### Task requirements
Please retype the data in full and exactly; the pictures are not part of the copy.

### Entries shown
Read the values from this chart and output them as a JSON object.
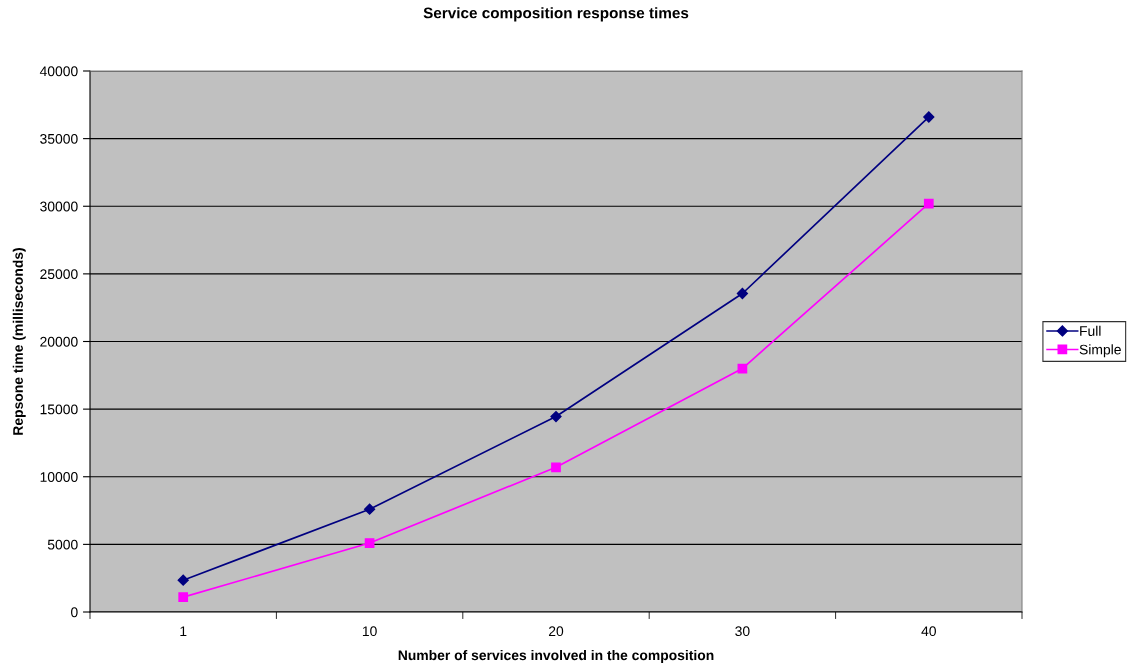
{
  "chart_data": {
    "type": "line",
    "title": "Service composition response times",
    "xlabel": "Number of services involved in the composition",
    "ylabel": "Repsone time (milliseconds)",
    "categories": [
      "1",
      "10",
      "20",
      "30",
      "40"
    ],
    "series": [
      {
        "name": "Full",
        "color": "#000080",
        "marker": "diamond",
        "values": [
          2350,
          7600,
          14450,
          23550,
          36600
        ]
      },
      {
        "name": "Simple",
        "color": "#ff00ff",
        "marker": "square",
        "values": [
          1100,
          5100,
          10700,
          18000,
          30200
        ]
      }
    ],
    "ylim": [
      0,
      40000
    ],
    "yticks": [
      0,
      5000,
      10000,
      15000,
      20000,
      25000,
      30000,
      35000,
      40000
    ],
    "grid": "y",
    "legend": "right",
    "line_style": "solid"
  }
}
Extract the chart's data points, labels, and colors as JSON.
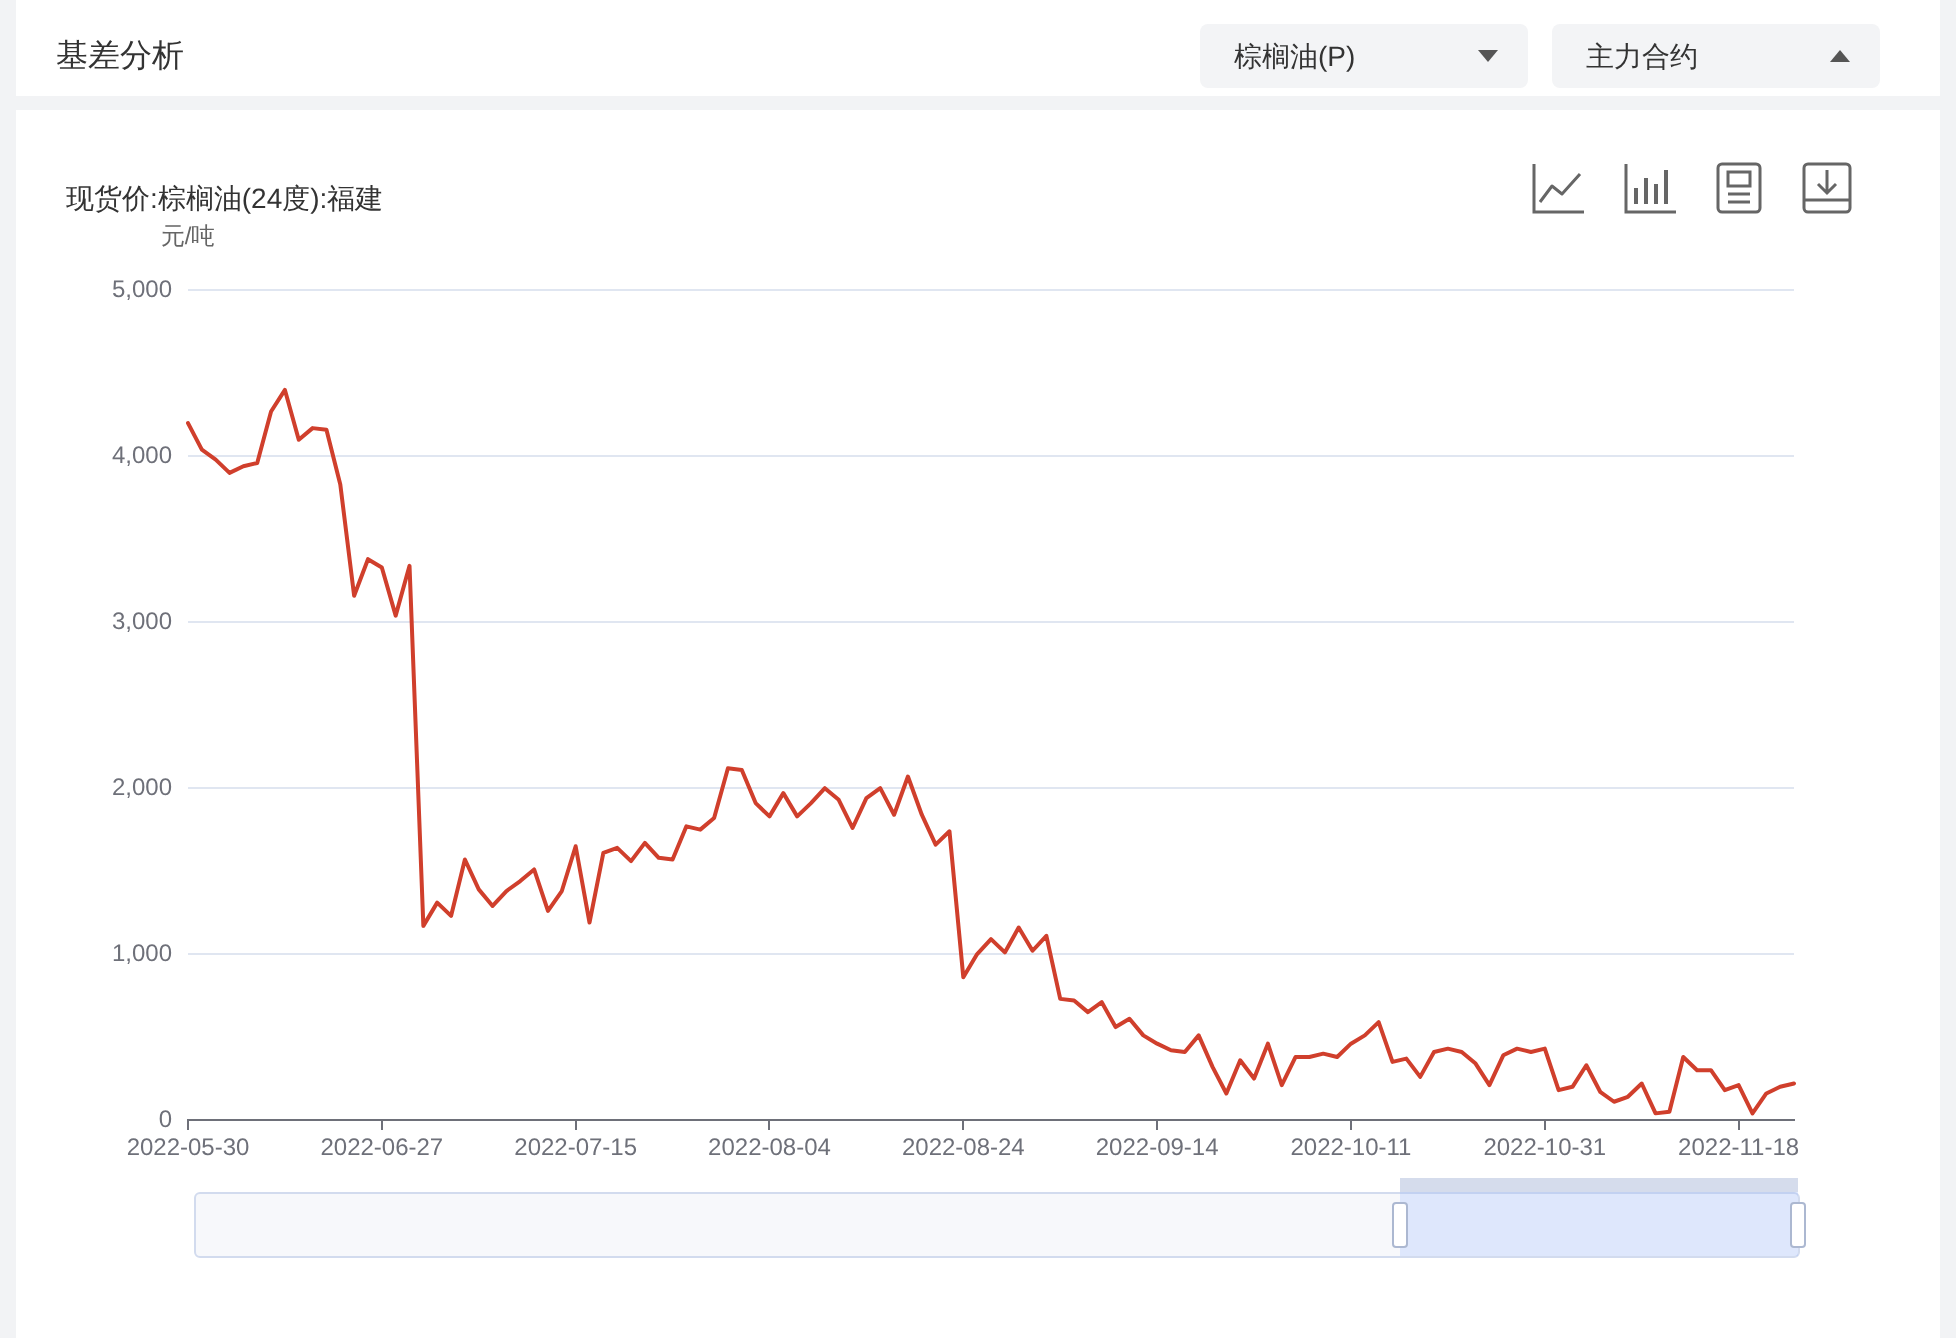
{
  "chart_data": {
    "type": "line",
    "title": "现货价:棕榈油(24度):福建",
    "ylabel": "元/吨",
    "annotations": [
      "基差分析",
      "棕榈油(P)",
      "主力合约"
    ],
    "categories": [
      "2022-05-30",
      null,
      null,
      null,
      null,
      null,
      null,
      null,
      null,
      null,
      null,
      null,
      null,
      null,
      "2022-06-27",
      null,
      null,
      null,
      null,
      null,
      null,
      null,
      null,
      null,
      null,
      null,
      null,
      null,
      "2022-07-15",
      null,
      null,
      null,
      null,
      null,
      null,
      null,
      null,
      null,
      null,
      null,
      null,
      null,
      "2022-08-04",
      null,
      null,
      null,
      null,
      null,
      null,
      null,
      null,
      null,
      null,
      null,
      null,
      null,
      "2022-08-24",
      null,
      null,
      null,
      null,
      null,
      null,
      null,
      null,
      null,
      null,
      null,
      null,
      null,
      "2022-09-14",
      null,
      null,
      null,
      null,
      null,
      null,
      null,
      null,
      null,
      null,
      null,
      null,
      null,
      "2022-10-11",
      null,
      null,
      null,
      null,
      null,
      null,
      null,
      null,
      null,
      null,
      null,
      null,
      null,
      "2022-10-31",
      null,
      null,
      null,
      null,
      null,
      null,
      null,
      null,
      null,
      null,
      null,
      null,
      null,
      "2022-11-18",
      null,
      null,
      null,
      null
    ],
    "values": [
      4200,
      4040,
      3980,
      3900,
      3940,
      3960,
      4270,
      4400,
      4100,
      4170,
      4160,
      3830,
      3160,
      3380,
      3330,
      3040,
      3340,
      1170,
      1310,
      1230,
      1570,
      1390,
      1290,
      1380,
      1440,
      1510,
      1260,
      1380,
      1650,
      1190,
      1610,
      1640,
      1560,
      1670,
      1580,
      1570,
      1770,
      1750,
      1820,
      2120,
      2110,
      1910,
      1830,
      1970,
      1830,
      1910,
      2000,
      1930,
      1760,
      1940,
      2000,
      1840,
      2070,
      1840,
      1660,
      1740,
      860,
      1000,
      1090,
      1010,
      1160,
      1020,
      1110,
      730,
      720,
      650,
      710,
      560,
      610,
      510,
      460,
      420,
      410,
      510,
      320,
      160,
      360,
      250,
      460,
      210,
      380,
      380,
      400,
      380,
      460,
      510,
      590,
      350,
      370,
      260,
      410,
      430,
      410,
      340,
      210,
      390,
      430,
      410,
      430,
      180,
      200,
      330,
      170,
      110,
      140,
      220,
      40,
      50,
      380,
      300,
      300,
      180,
      210,
      40,
      160,
      200,
      220
    ],
    "color": "#d03f2c",
    "ylim": [
      0,
      5000
    ],
    "yticks": [
      0,
      {
        "value": 1000,
        "label": "1,000"
      },
      {
        "value": 2000,
        "label": "2,000"
      },
      {
        "value": 3000,
        "label": "3,000"
      },
      {
        "value": 4000,
        "label": "4,000"
      },
      {
        "value": 5000,
        "label": "5,000"
      }
    ],
    "grid": "y"
  }
}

### Expected output
Read the values from this chart and output them as a JSON object.
{
  "chart_data": {
    "type": "line",
    "title": "Service composition response times",
    "xlabel": "Number of services involved in the composition",
    "ylabel": "Repsone time (milliseconds)",
    "categories": [
      "1",
      "10",
      "20",
      "30",
      "40"
    ],
    "series": [
      {
        "name": "Full",
        "color": "#000080",
        "marker": "diamond",
        "values": [
          2350,
          7600,
          14450,
          23550,
          36600
        ]
      },
      {
        "name": "Simple",
        "color": "#ff00ff",
        "marker": "square",
        "values": [
          1100,
          5100,
          10700,
          18000,
          30200
        ]
      }
    ],
    "ylim": [
      0,
      40000
    ],
    "yticks": [
      0,
      5000,
      10000,
      15000,
      20000,
      25000,
      30000,
      35000,
      40000
    ],
    "grid": "y",
    "legend": "right",
    "line_style": "solid"
  }
}
Extract the chart's data points, labels, and colors as JSON.
{
  "chart_data": {
    "type": "line",
    "title": "现货价:棕榈油(24度):福建",
    "ylabel": "元/吨",
    "annotations": [
      "基差分析",
      "棕榈油(P)",
      "主力合约"
    ],
    "categories": [
      "2022-05-30",
      null,
      null,
      null,
      null,
      null,
      null,
      null,
      null,
      null,
      null,
      null,
      null,
      null,
      "2022-06-27",
      null,
      null,
      null,
      null,
      null,
      null,
      null,
      null,
      null,
      null,
      null,
      null,
      null,
      "2022-07-15",
      null,
      null,
      null,
      null,
      null,
      null,
      null,
      null,
      null,
      null,
      null,
      null,
      null,
      "2022-08-04",
      null,
      null,
      null,
      null,
      null,
      null,
      null,
      null,
      null,
      null,
      null,
      null,
      null,
      "2022-08-24",
      null,
      null,
      null,
      null,
      null,
      null,
      null,
      null,
      null,
      null,
      null,
      null,
      null,
      "2022-09-14",
      null,
      null,
      null,
      null,
      null,
      null,
      null,
      null,
      null,
      null,
      null,
      null,
      null,
      "2022-10-11",
      null,
      null,
      null,
      null,
      null,
      null,
      null,
      null,
      null,
      null,
      null,
      null,
      null,
      "2022-10-31",
      null,
      null,
      null,
      null,
      null,
      null,
      null,
      null,
      null,
      null,
      null,
      null,
      null,
      "2022-11-18",
      null,
      null,
      null,
      null
    ],
    "values": [
      4200,
      4040,
      3980,
      3900,
      3940,
      3960,
      4270,
      4400,
      4100,
      4170,
      4160,
      3830,
      3160,
      3380,
      3330,
      3040,
      3340,
      1170,
      1310,
      1230,
      1570,
      1390,
      1290,
      1380,
      1440,
      1510,
      1260,
      1380,
      1650,
      1190,
      1610,
      1640,
      1560,
      1670,
      1580,
      1570,
      1770,
      1750,
      1820,
      2120,
      2110,
      1910,
      1830,
      1970,
      1830,
      1910,
      2000,
      1930,
      1760,
      1940,
      2000,
      1840,
      2070,
      1840,
      1660,
      1740,
      860,
      1000,
      1090,
      1010,
      1160,
      1020,
      1110,
      730,
      720,
      650,
      710,
      560,
      610,
      510,
      460,
      420,
      410,
      510,
      320,
      160,
      360,
      250,
      460,
      210,
      380,
      380,
      400,
      380,
      460,
      510,
      590,
      350,
      370,
      260,
      410,
      430,
      410,
      340,
      210,
      390,
      430,
      410,
      430,
      180,
      200,
      330,
      170,
      110,
      140,
      220,
      40,
      50,
      380,
      300,
      300,
      180,
      210,
      40,
      160,
      200,
      220
    ],
    "color": "#d03f2c",
    "ylim": [
      0,
      5000
    ],
    "yticks": [
      0,
      {
        "value": 1000,
        "label": "1,000"
      },
      {
        "value": 2000,
        "label": "2,000"
      },
      {
        "value": 3000,
        "label": "3,000"
      },
      {
        "value": 4000,
        "label": "4,000"
      },
      {
        "value": 5000,
        "label": "5,000"
      }
    ],
    "grid": "y"
  }
}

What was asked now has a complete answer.